| WORK INSTRUCTIONS |
Leave out the images; return the rest of the data exactly.

| LISTED ENTRIES |
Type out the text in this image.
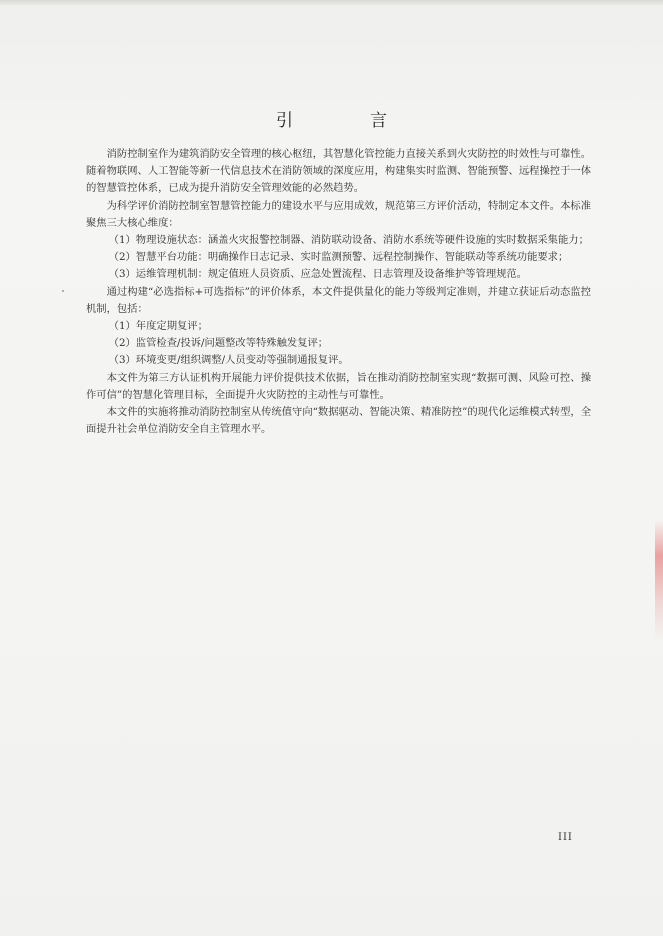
引　言

消防控制室作为建筑消防安全管理的核心枢纽，其智慧化管控能力直接关系到火灾防控的时效性与可靠性。随着物联网、人工智能等新一代信息技术在消防领域的深度应用，构建集实时监测、智能预警、远程操控于一体的智慧管控体系，已成为提升消防安全管理效能的必然趋势。

为科学评价消防控制室智慧管控能力的建设水平与应用成效，规范第三方评价活动，特制定本文件。本标准聚焦三大核心维度：

（1）物理设施状态：涵盖火灾报警控制器、消防联动设备、消防水系统等硬件设施的实时数据采集能力；

（2）智慧平台功能：明确操作日志记录、实时监测预警、远程控制操作、智能联动等系统功能要求；

（3）运维管理机制：规定值班人员资质、应急处置流程、日志管理及设备维护等管理规范。

通过构建“必选指标+可选指标”的评价体系，本文件提供量化的能力等级判定准则，并建立获证后动态监控机制，包括：

（1）年度定期复评；

（2）监管检查/投诉/问题整改等特殊触发复评；

（3）环境变更/组织调整/人员变动等强制通报复评。

本文件为第三方认证机构开展能力评价提供技术依据，旨在推动消防控制室实现“数据可测、风险可控、操作可信”的智慧化管理目标，全面提升火灾防控的主动性与可靠性。

本文件的实施将推动消防控制室从传统值守向“数据驱动、智能决策、精准防控”的现代化运维模式转型，全面提升社会单位消防安全自主管理水平。

III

| ANSWER |
Type out the text in this image.
引　言

消防控制室作为建筑消防安全管理的核心枢纽，其智慧化管控能力直接关系到火灾防控的时效性与可靠性。随着物联网、人工智能等新一代信息技术在消防领域的深度应用，构建集实时监测、智能预警、远程操控于一体的智慧管控体系，已成为提升消防安全管理效能的必然趋势。

为科学评价消防控制室智慧管控能力的建设水平与应用成效，规范第三方评价活动，特制定本文件。本标准聚焦三大核心维度：

（1）物理设施状态：涵盖火灾报警控制器、消防联动设备、消防水系统等硬件设施的实时数据采集能力；

（2）智慧平台功能：明确操作日志记录、实时监测预警、远程控制操作、智能联动等系统功能要求；

（3）运维管理机制：规定值班人员资质、应急处置流程、日志管理及设备维护等管理规范。

通过构建“必选指标+可选指标”的评价体系，本文件提供量化的能力等级判定准则，并建立获证后动态监控机制，包括：

（1）年度定期复评；

（2）监管检查/投诉/问题整改等特殊触发复评；

（3）环境变更/组织调整/人员变动等强制通报复评。

本文件为第三方认证机构开展能力评价提供技术依据，旨在推动消防控制室实现“数据可测、风险可控、操作可信”的智慧化管理目标，全面提升火灾防控的主动性与可靠性。

本文件的实施将推动消防控制室从传统值守向“数据驱动、智能决策、精准防控”的现代化运维模式转型，全面提升社会单位消防安全自主管理水平。

III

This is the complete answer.